● **Direction**: Gather the lines from the material that contain "What".

[start]

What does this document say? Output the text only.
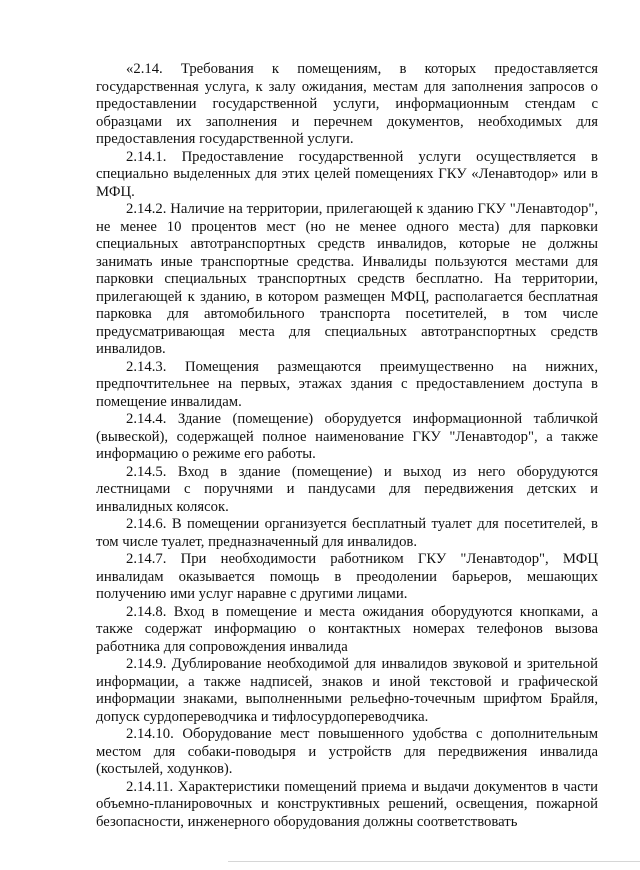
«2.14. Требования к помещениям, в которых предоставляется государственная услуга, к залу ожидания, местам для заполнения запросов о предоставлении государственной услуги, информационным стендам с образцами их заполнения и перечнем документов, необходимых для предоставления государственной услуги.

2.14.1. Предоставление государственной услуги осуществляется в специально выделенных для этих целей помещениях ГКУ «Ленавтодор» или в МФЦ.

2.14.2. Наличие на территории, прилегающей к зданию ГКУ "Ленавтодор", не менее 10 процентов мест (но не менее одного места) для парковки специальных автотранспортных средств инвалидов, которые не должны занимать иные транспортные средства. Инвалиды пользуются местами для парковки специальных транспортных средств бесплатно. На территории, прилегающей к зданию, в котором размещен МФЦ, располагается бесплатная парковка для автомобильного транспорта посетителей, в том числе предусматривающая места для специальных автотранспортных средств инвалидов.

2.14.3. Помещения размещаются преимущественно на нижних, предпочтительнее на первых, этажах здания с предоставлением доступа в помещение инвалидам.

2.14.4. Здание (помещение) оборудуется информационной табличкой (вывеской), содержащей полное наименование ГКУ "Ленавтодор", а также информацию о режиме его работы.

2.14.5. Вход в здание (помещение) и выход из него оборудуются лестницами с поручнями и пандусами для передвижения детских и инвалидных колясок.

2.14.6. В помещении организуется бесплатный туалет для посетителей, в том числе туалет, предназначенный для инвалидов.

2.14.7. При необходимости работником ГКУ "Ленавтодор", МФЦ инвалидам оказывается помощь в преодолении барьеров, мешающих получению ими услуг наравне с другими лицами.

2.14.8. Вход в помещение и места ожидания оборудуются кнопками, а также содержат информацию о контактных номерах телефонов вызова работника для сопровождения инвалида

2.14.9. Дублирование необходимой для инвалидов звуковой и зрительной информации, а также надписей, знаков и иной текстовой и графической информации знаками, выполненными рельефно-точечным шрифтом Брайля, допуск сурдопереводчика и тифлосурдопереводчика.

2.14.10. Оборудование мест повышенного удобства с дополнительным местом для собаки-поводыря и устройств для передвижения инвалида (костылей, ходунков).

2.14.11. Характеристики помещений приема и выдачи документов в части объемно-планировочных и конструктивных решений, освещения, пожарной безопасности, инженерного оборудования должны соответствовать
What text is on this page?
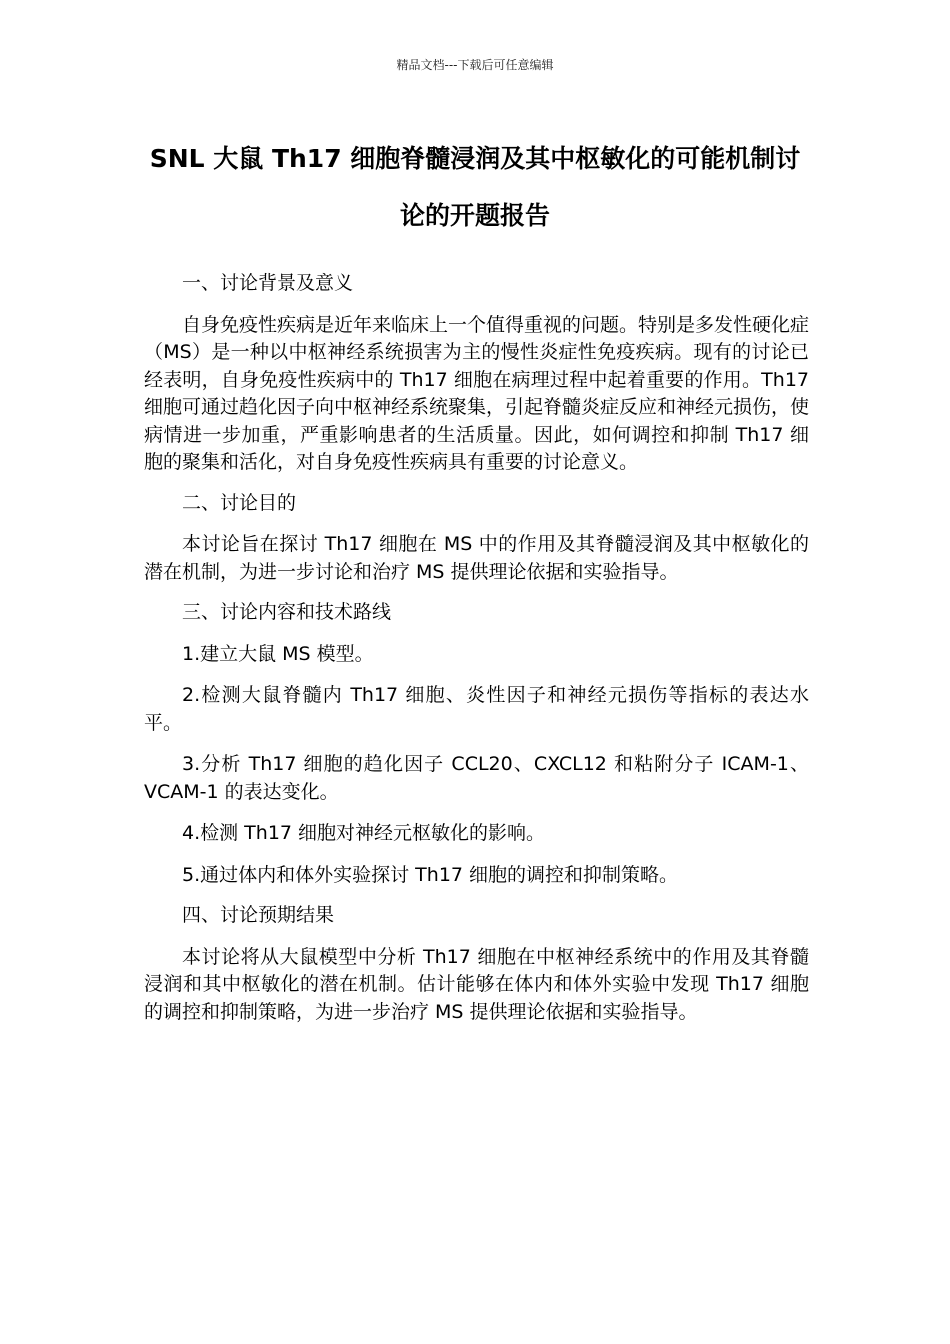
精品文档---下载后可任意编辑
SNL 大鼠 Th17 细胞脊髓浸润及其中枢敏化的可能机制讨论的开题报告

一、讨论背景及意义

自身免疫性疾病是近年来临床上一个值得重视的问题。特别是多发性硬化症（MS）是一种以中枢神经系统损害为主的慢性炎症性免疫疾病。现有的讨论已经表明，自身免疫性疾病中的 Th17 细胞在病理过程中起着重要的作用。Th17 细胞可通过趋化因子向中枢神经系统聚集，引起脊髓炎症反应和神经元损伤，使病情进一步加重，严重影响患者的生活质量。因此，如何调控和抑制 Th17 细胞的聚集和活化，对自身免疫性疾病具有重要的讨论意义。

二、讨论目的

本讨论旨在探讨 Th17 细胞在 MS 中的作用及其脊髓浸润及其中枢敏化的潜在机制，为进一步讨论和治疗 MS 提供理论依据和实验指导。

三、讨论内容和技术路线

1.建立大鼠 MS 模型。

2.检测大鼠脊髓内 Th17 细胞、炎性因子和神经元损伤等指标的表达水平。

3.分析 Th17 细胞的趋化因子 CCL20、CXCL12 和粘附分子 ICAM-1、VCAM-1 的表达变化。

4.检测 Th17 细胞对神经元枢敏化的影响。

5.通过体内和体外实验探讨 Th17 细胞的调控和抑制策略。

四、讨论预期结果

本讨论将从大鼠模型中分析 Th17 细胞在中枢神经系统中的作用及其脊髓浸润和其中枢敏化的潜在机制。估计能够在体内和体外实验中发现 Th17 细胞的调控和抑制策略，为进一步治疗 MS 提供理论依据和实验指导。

[end]
[start]

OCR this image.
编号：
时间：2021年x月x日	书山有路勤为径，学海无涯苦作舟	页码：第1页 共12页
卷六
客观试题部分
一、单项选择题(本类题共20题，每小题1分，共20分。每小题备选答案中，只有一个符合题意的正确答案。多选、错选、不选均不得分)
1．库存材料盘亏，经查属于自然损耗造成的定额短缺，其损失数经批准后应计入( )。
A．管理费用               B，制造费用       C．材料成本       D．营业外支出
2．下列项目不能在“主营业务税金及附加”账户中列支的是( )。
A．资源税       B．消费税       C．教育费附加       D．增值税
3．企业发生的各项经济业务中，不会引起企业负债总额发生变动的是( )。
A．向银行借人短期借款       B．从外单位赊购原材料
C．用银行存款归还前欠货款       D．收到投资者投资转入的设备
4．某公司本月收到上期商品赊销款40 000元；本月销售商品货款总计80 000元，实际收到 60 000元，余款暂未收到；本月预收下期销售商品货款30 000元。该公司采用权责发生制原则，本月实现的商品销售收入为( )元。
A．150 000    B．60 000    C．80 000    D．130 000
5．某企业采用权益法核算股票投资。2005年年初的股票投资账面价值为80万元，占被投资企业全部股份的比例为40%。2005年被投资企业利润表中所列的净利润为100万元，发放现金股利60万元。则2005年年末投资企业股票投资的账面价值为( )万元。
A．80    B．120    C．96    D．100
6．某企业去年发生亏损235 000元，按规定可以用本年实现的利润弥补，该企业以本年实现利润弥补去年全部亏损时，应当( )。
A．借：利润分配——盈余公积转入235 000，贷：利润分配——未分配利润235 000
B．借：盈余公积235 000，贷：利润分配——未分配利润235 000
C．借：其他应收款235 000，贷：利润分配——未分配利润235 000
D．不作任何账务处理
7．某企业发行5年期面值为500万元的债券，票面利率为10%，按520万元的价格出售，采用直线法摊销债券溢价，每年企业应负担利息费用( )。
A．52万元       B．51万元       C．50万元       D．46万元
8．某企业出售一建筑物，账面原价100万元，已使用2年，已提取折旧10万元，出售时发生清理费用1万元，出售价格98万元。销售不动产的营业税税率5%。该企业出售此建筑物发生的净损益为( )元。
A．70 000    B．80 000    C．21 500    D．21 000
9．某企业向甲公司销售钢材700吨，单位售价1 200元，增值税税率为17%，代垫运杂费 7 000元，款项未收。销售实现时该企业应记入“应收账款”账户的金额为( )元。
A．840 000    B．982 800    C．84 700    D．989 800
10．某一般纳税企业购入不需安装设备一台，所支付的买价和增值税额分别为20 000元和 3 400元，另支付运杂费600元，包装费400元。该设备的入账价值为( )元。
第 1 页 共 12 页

[end]

● **Problem solution**:
What does this document say? Output the text only.
What text is on this page?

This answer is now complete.